[Begin]
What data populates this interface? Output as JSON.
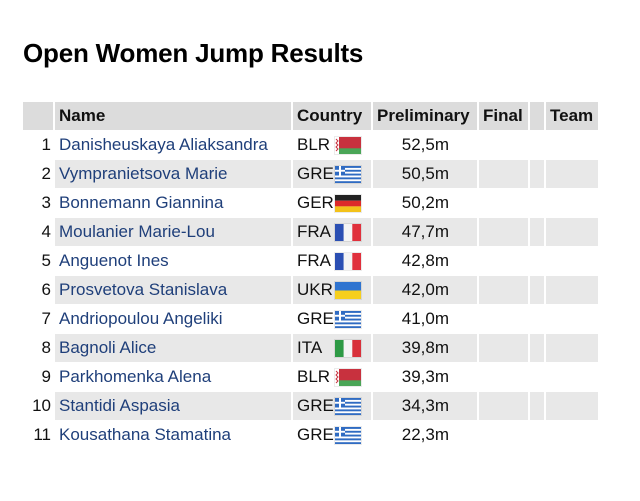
{
  "page": {
    "title": "Open Women Jump Results"
  },
  "table": {
    "headers": {
      "rank": "",
      "name": "Name",
      "country": "Country",
      "preliminary": "Preliminary",
      "final": "Final",
      "extra": "",
      "team": "Team"
    },
    "rows": [
      {
        "rank": "1",
        "name": "Danisheuskaya Aliaksandra",
        "country": "BLR",
        "flag": "belarus-flag",
        "preliminary": "52,5m",
        "final": "",
        "team": ""
      },
      {
        "rank": "2",
        "name": "Vympranietsova Marie",
        "country": "GRE",
        "flag": "greece-flag",
        "preliminary": "50,5m",
        "final": "",
        "team": ""
      },
      {
        "rank": "3",
        "name": "Bonnemann Giannina",
        "country": "GER",
        "flag": "germany-flag",
        "preliminary": "50,2m",
        "final": "",
        "team": ""
      },
      {
        "rank": "4",
        "name": "Moulanier Marie-Lou",
        "country": "FRA",
        "flag": "france-flag",
        "preliminary": "47,7m",
        "final": "",
        "team": ""
      },
      {
        "rank": "5",
        "name": "Anguenot Ines",
        "country": "FRA",
        "flag": "france-flag",
        "preliminary": "42,8m",
        "final": "",
        "team": ""
      },
      {
        "rank": "6",
        "name": "Prosvetova Stanislava",
        "country": "UKR",
        "flag": "ukraine-flag",
        "preliminary": "42,0m",
        "final": "",
        "team": ""
      },
      {
        "rank": "7",
        "name": "Andriopoulou Angeliki",
        "country": "GRE",
        "flag": "greece-flag",
        "preliminary": "41,0m",
        "final": "",
        "team": ""
      },
      {
        "rank": "8",
        "name": "Bagnoli Alice",
        "country": "ITA",
        "flag": "italy-flag",
        "preliminary": "39,8m",
        "final": "",
        "team": ""
      },
      {
        "rank": "9",
        "name": "Parkhomenka Alena",
        "country": "BLR",
        "flag": "belarus-flag",
        "preliminary": "39,3m",
        "final": "",
        "team": ""
      },
      {
        "rank": "10",
        "name": "Stantidi Aspasia",
        "country": "GRE",
        "flag": "greece-flag",
        "preliminary": "34,3m",
        "final": "",
        "team": ""
      },
      {
        "rank": "11",
        "name": "Kousathana Stamatina",
        "country": "GRE",
        "flag": "greece-flag",
        "preliminary": "22,3m",
        "final": "",
        "team": ""
      }
    ]
  },
  "colors": {
    "link": "#1f3f7a",
    "header_bg": "#dcdcdc",
    "alt_row_bg": "#e8e8e8"
  }
}
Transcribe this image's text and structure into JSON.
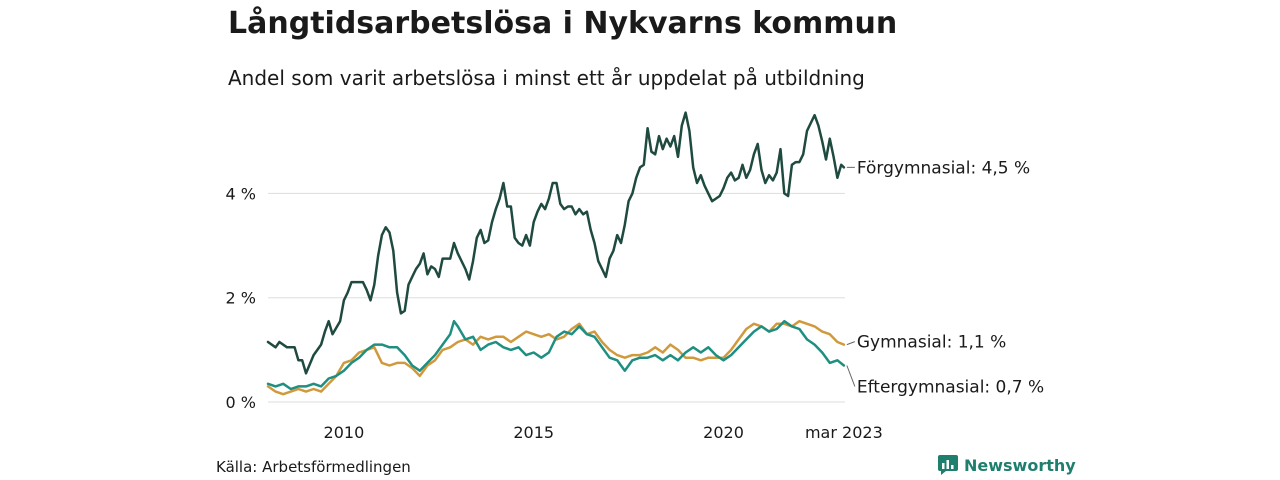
[End]
Direction:
Search the lines for the word "rank" and report how many contain it, by number only.

Correct answer:
12